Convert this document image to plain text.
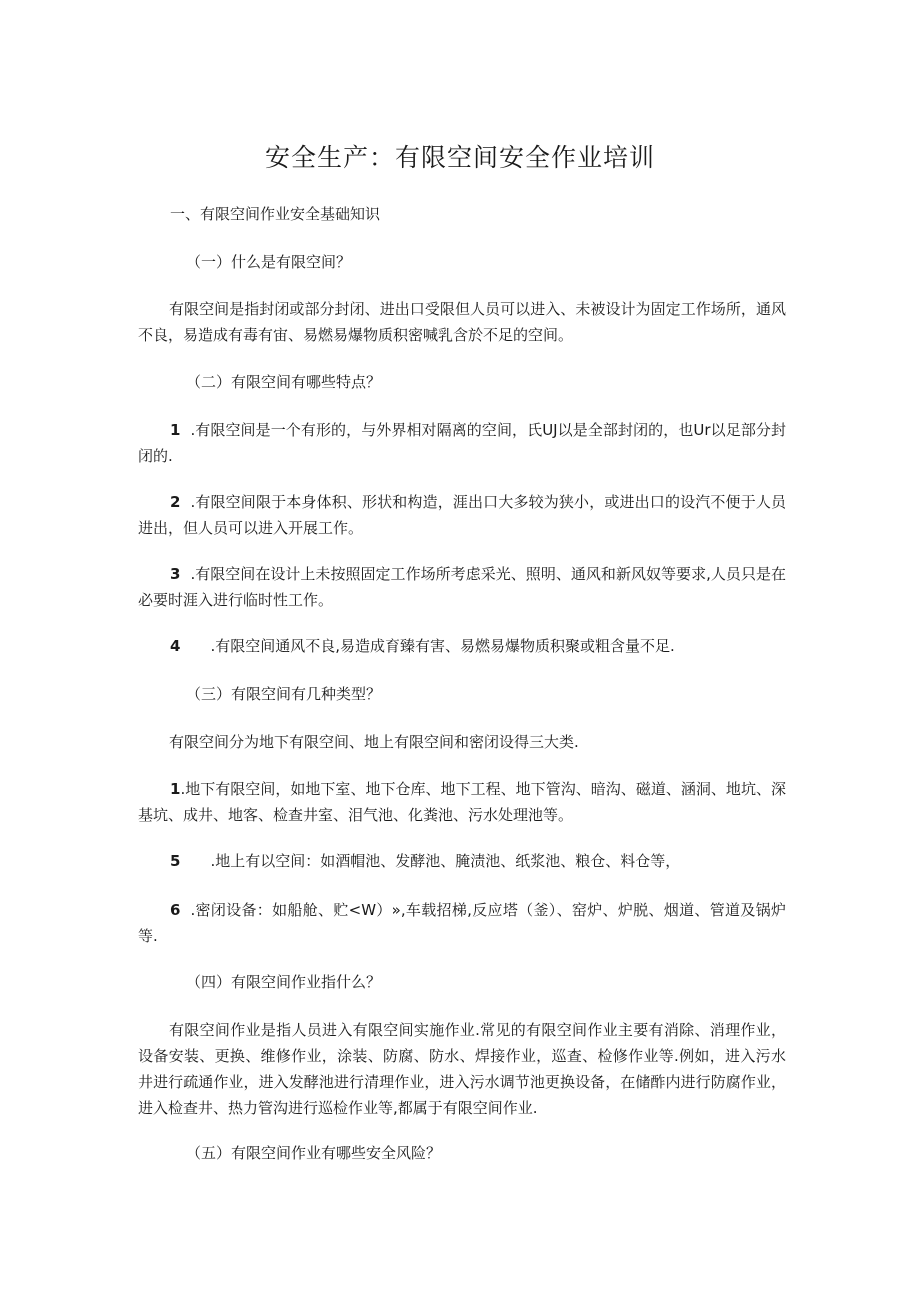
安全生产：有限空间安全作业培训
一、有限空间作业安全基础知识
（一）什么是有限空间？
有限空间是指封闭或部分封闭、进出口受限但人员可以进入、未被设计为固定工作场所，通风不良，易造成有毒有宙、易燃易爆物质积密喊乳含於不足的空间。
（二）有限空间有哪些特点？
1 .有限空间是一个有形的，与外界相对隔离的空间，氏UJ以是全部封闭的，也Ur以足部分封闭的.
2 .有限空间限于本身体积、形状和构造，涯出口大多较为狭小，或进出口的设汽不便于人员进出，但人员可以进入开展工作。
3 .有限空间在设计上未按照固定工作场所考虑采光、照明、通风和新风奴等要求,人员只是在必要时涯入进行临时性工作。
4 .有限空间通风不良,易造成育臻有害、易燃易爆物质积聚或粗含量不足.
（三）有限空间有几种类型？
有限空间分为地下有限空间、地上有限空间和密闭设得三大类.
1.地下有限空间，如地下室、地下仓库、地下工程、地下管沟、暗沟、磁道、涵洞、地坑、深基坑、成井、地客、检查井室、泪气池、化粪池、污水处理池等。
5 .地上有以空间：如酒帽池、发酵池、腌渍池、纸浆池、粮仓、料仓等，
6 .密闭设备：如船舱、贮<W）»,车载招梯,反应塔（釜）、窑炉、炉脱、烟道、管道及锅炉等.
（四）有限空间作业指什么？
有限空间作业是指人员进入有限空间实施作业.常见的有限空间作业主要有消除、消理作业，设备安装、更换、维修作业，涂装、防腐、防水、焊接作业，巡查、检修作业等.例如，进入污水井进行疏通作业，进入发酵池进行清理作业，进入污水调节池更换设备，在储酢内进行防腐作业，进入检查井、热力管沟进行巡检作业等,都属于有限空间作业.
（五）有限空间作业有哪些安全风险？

++++++++++

Problem to work on - Set the entries down again exactly. Do not include the images.

Exercise output -
Convert this document image to plain text.
安全生产：有限空间安全作业培训
一、有限空间作业安全基础知识
（一）什么是有限空间？
有限空间是指封闭或部分封闭、进出口受限但人员可以进入、未被设计为固定工作场所，通风不良，易造成有毒有宙、易燃易爆物质积密喊乳含於不足的空间。
（二）有限空间有哪些特点？
1 .有限空间是一个有形的，与外界相对隔离的空间，氏UJ以是全部封闭的，也Ur以足部分封闭的.
2 .有限空间限于本身体积、形状和构造，涯出口大多较为狭小，或进出口的设汽不便于人员进出，但人员可以进入开展工作。
3 .有限空间在设计上未按照固定工作场所考虑采光、照明、通风和新风奴等要求,人员只是在必要时涯入进行临时性工作。
4 .有限空间通风不良,易造成育臻有害、易燃易爆物质积聚或粗含量不足.
（三）有限空间有几种类型？
有限空间分为地下有限空间、地上有限空间和密闭设得三大类.
1.地下有限空间，如地下室、地下仓库、地下工程、地下管沟、暗沟、磁道、涵洞、地坑、深基坑、成井、地客、检查井室、泪气池、化粪池、污水处理池等。
5 .地上有以空间：如酒帽池、发酵池、腌渍池、纸浆池、粮仓、料仓等，
6 .密闭设备：如船舱、贮<W）»,车载招梯,反应塔（釜）、窑炉、炉脱、烟道、管道及锅炉等.
（四）有限空间作业指什么？
有限空间作业是指人员进入有限空间实施作业.常见的有限空间作业主要有消除、消理作业，设备安装、更换、维修作业，涂装、防腐、防水、焊接作业，巡查、检修作业等.例如，进入污水井进行疏通作业，进入发酵池进行清理作业，进入污水调节池更换设备，在储酢内进行防腐作业，进入检查井、热力管沟进行巡检作业等,都属于有限空间作业.
（五）有限空间作业有哪些安全风险？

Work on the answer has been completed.